-- start Source material --

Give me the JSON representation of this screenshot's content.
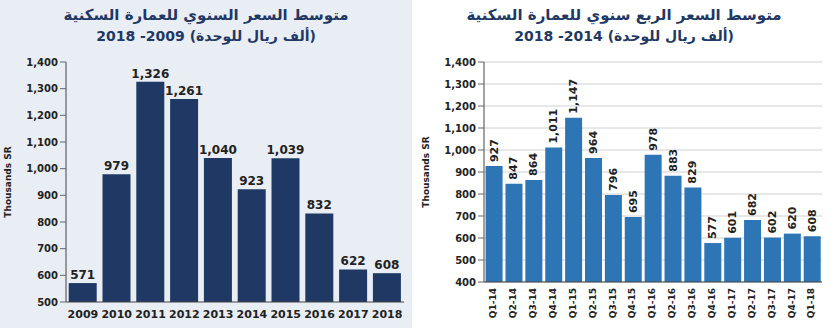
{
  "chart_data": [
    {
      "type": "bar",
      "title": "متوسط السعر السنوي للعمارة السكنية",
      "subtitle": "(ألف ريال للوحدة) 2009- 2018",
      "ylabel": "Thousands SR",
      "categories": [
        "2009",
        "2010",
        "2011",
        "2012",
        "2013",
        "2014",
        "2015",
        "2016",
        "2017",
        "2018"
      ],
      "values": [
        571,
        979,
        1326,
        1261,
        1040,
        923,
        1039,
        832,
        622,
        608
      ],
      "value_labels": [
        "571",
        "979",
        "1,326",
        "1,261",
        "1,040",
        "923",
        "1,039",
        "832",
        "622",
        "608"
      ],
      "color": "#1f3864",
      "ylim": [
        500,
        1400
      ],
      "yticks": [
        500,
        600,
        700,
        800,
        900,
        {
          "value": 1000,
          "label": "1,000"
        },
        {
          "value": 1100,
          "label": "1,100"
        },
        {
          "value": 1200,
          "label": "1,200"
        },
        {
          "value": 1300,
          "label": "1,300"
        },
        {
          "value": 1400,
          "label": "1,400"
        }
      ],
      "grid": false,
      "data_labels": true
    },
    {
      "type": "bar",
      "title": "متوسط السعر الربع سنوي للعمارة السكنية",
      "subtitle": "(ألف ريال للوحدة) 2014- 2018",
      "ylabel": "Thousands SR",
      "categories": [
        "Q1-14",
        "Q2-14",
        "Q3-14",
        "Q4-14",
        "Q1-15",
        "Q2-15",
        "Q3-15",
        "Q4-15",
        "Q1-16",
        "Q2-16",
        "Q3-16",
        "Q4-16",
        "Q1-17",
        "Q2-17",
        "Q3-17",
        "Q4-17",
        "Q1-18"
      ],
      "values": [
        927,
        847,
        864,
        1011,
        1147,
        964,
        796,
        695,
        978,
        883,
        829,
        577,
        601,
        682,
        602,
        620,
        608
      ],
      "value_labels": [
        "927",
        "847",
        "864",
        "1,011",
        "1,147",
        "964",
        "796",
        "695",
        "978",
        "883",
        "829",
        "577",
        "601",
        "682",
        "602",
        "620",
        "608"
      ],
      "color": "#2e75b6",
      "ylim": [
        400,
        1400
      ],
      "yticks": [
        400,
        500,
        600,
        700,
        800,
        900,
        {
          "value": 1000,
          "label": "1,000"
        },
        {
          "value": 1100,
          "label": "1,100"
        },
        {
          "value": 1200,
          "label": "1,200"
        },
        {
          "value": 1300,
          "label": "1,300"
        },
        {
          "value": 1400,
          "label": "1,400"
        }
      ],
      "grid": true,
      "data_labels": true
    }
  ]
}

-- end Source material --

## Exercise brief
A faithful copy of the records above is needed, with the pictures left out.

## Completed task
Give me the JSON representation of this screenshot's content.
{
  "chart_data": [
    {
      "type": "bar",
      "title": "متوسط السعر السنوي للعمارة السكنية",
      "subtitle": "(ألف ريال للوحدة) 2009- 2018",
      "ylabel": "Thousands SR",
      "categories": [
        "2009",
        "2010",
        "2011",
        "2012",
        "2013",
        "2014",
        "2015",
        "2016",
        "2017",
        "2018"
      ],
      "values": [
        571,
        979,
        1326,
        1261,
        1040,
        923,
        1039,
        832,
        622,
        608
      ],
      "value_labels": [
        "571",
        "979",
        "1,326",
        "1,261",
        "1,040",
        "923",
        "1,039",
        "832",
        "622",
        "608"
      ],
      "color": "#1f3864",
      "ylim": [
        500,
        1400
      ],
      "yticks": [
        500,
        600,
        700,
        800,
        900,
        {
          "value": 1000,
          "label": "1,000"
        },
        {
          "value": 1100,
          "label": "1,100"
        },
        {
          "value": 1200,
          "label": "1,200"
        },
        {
          "value": 1300,
          "label": "1,300"
        },
        {
          "value": 1400,
          "label": "1,400"
        }
      ],
      "grid": false,
      "data_labels": true
    },
    {
      "type": "bar",
      "title": "متوسط السعر الربع سنوي للعمارة السكنية",
      "subtitle": "(ألف ريال للوحدة) 2014- 2018",
      "ylabel": "Thousands SR",
      "categories": [
        "Q1-14",
        "Q2-14",
        "Q3-14",
        "Q4-14",
        "Q1-15",
        "Q2-15",
        "Q3-15",
        "Q4-15",
        "Q1-16",
        "Q2-16",
        "Q3-16",
        "Q4-16",
        "Q1-17",
        "Q2-17",
        "Q3-17",
        "Q4-17",
        "Q1-18"
      ],
      "values": [
        927,
        847,
        864,
        1011,
        1147,
        964,
        796,
        695,
        978,
        883,
        829,
        577,
        601,
        682,
        602,
        620,
        608
      ],
      "value_labels": [
        "927",
        "847",
        "864",
        "1,011",
        "1,147",
        "964",
        "796",
        "695",
        "978",
        "883",
        "829",
        "577",
        "601",
        "682",
        "602",
        "620",
        "608"
      ],
      "color": "#2e75b6",
      "ylim": [
        400,
        1400
      ],
      "yticks": [
        400,
        500,
        600,
        700,
        800,
        900,
        {
          "value": 1000,
          "label": "1,000"
        },
        {
          "value": 1100,
          "label": "1,100"
        },
        {
          "value": 1200,
          "label": "1,200"
        },
        {
          "value": 1300,
          "label": "1,300"
        },
        {
          "value": 1400,
          "label": "1,400"
        }
      ],
      "grid": true,
      "data_labels": true
    }
  ]
}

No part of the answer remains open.